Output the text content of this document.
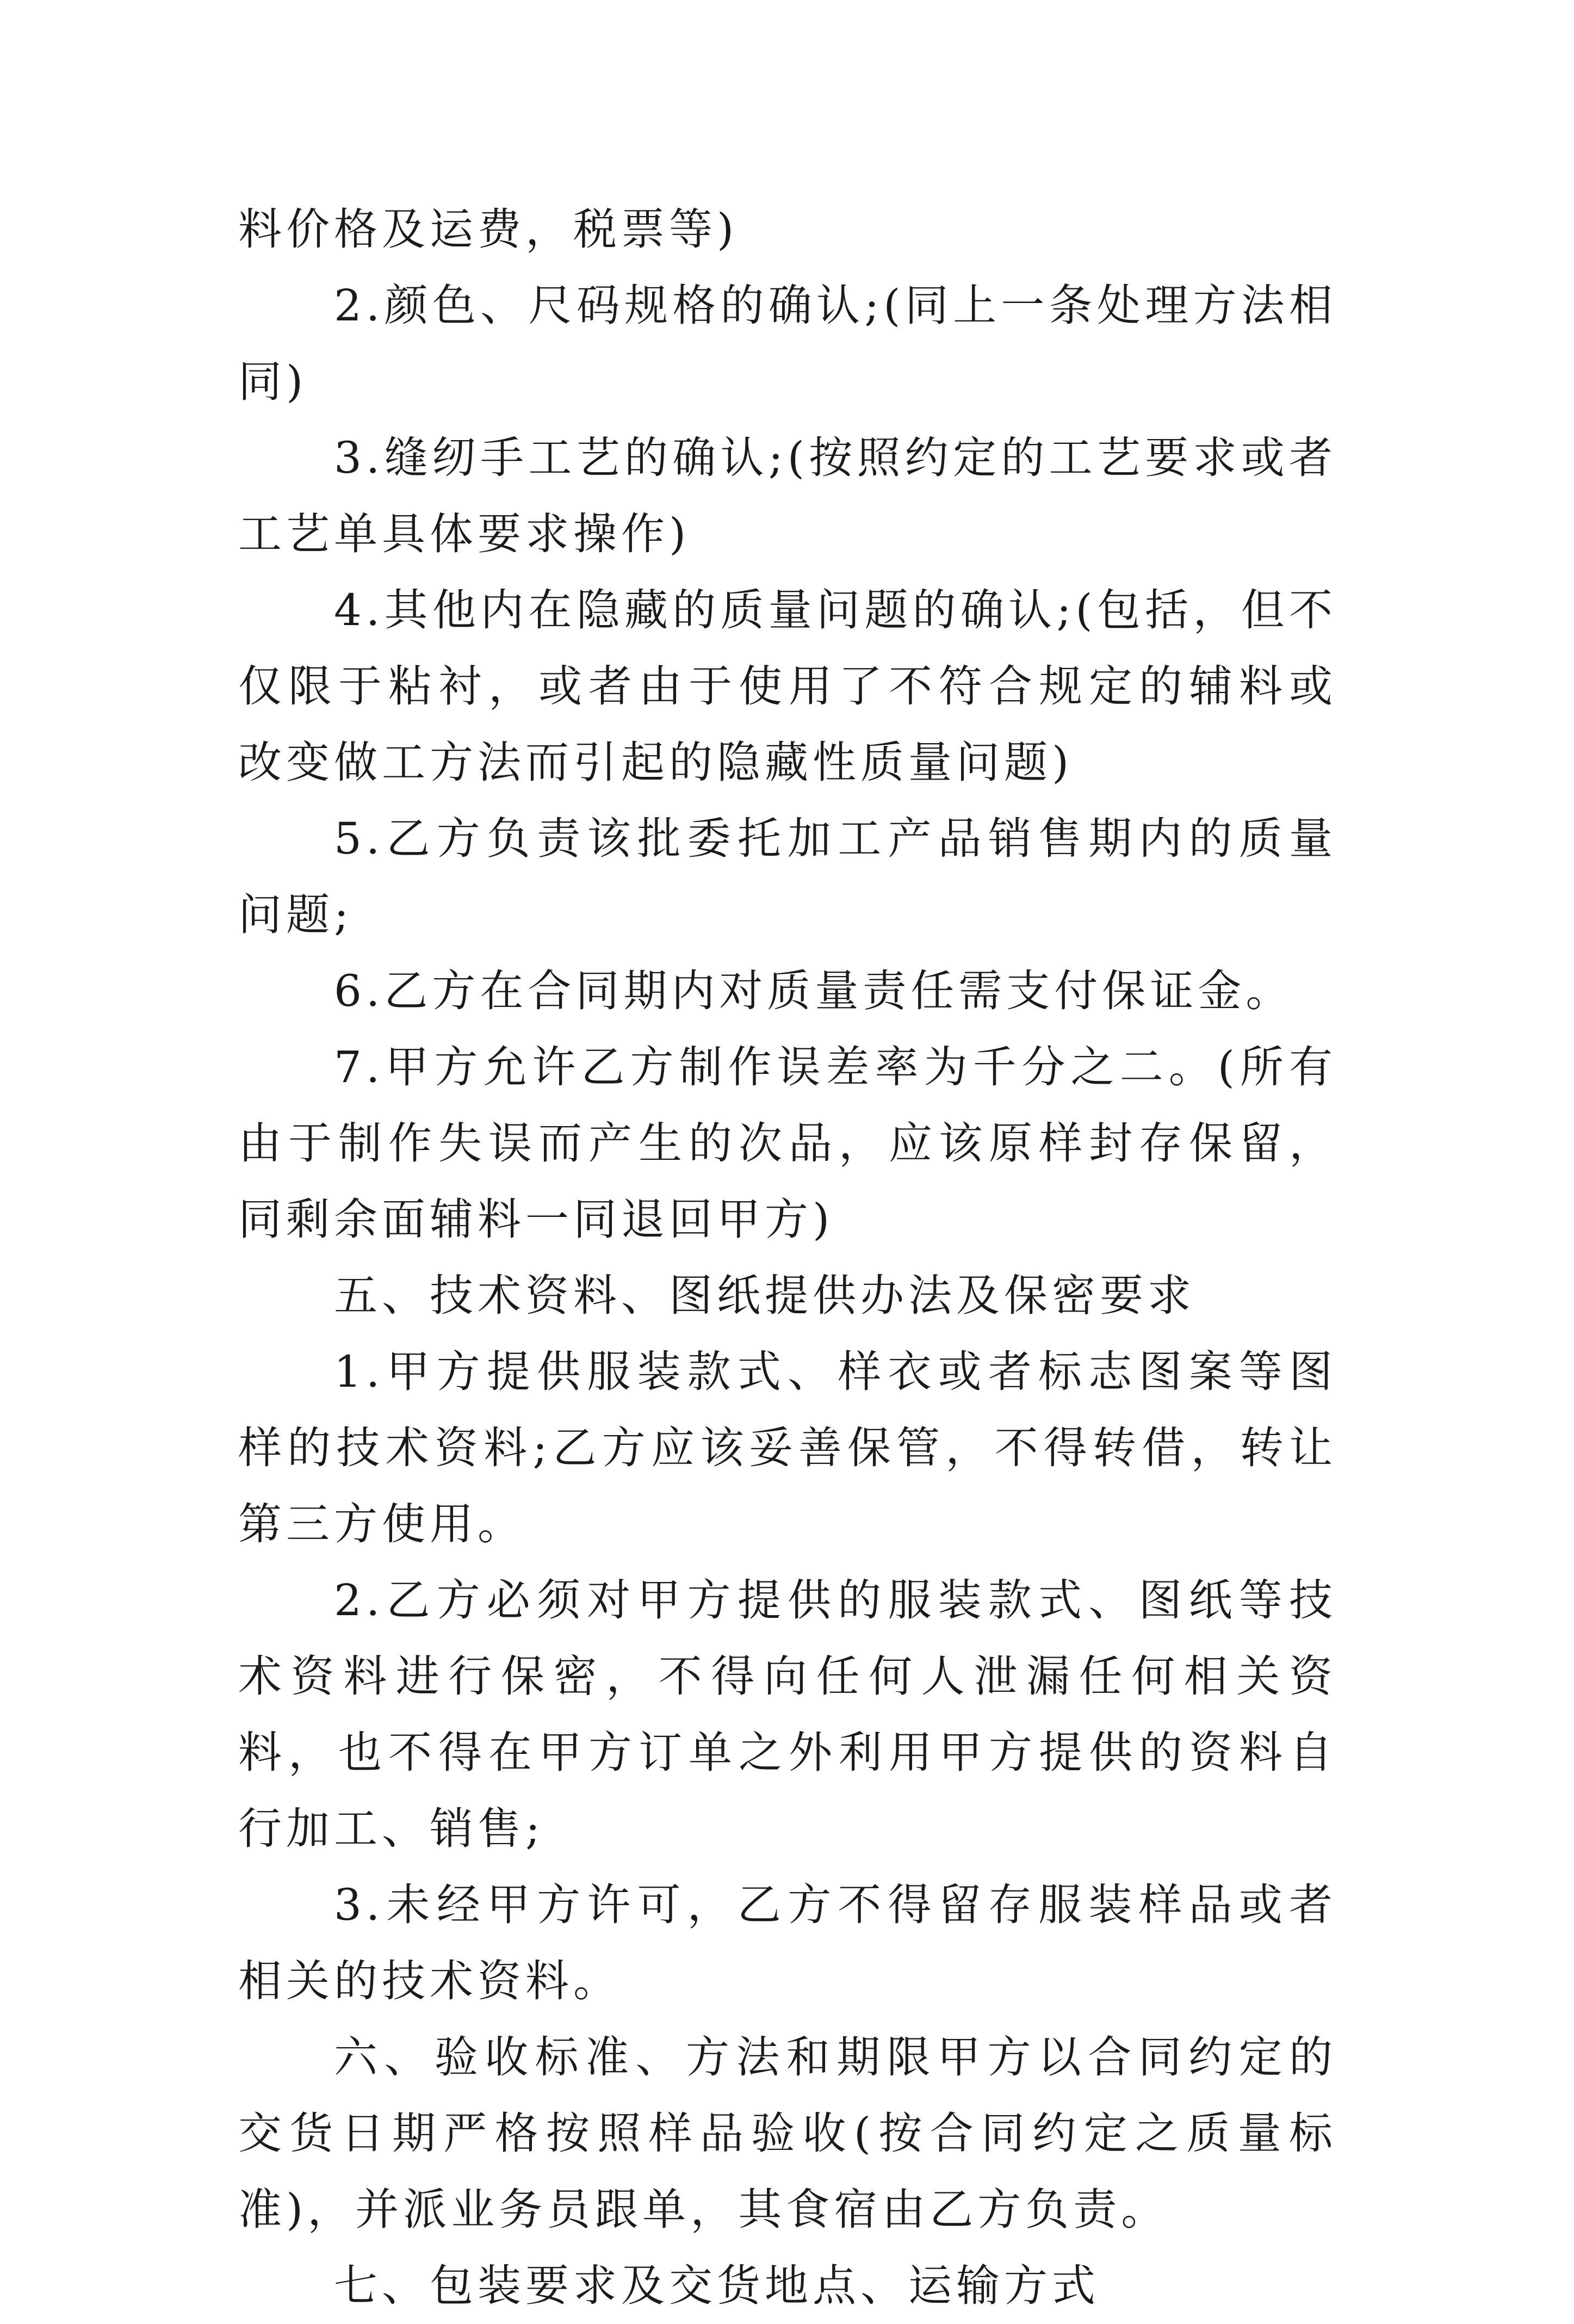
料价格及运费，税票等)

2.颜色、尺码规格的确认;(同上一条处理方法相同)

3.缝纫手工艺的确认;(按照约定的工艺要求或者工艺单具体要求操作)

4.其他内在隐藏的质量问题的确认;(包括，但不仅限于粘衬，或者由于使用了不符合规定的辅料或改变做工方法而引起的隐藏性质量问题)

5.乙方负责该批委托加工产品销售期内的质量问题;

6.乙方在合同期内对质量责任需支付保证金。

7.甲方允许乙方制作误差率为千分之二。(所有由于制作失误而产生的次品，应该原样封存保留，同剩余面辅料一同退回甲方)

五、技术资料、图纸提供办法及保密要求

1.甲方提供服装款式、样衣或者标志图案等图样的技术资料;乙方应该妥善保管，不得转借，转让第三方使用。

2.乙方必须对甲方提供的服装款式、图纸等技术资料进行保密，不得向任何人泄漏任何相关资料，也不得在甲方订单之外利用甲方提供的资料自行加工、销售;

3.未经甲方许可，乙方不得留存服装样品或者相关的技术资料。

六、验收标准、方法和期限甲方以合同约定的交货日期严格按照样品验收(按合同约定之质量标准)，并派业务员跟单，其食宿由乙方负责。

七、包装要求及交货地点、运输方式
*-*-*
### [Written exercise]
Restate the entire listing word for word, excluding pictures.

### [Result below]
Output the text content of this document.
料价格及运费，税票等)

2.颜色、尺码规格的确认;(同上一条处理方法相同)

3.缝纫手工艺的确认;(按照约定的工艺要求或者工艺单具体要求操作)

4.其他内在隐藏的质量问题的确认;(包括，但不仅限于粘衬，或者由于使用了不符合规定的辅料或改变做工方法而引起的隐藏性质量问题)

5.乙方负责该批委托加工产品销售期内的质量问题;

6.乙方在合同期内对质量责任需支付保证金。

7.甲方允许乙方制作误差率为千分之二。(所有由于制作失误而产生的次品，应该原样封存保留，同剩余面辅料一同退回甲方)

五、技术资料、图纸提供办法及保密要求

1.甲方提供服装款式、样衣或者标志图案等图样的技术资料;乙方应该妥善保管，不得转借，转让第三方使用。

2.乙方必须对甲方提供的服装款式、图纸等技术资料进行保密，不得向任何人泄漏任何相关资料，也不得在甲方订单之外利用甲方提供的资料自行加工、销售;

3.未经甲方许可，乙方不得留存服装样品或者相关的技术资料。

六、验收标准、方法和期限甲方以合同约定的交货日期严格按照样品验收(按合同约定之质量标准)，并派业务员跟单，其食宿由乙方负责。

七、包装要求及交货地点、运输方式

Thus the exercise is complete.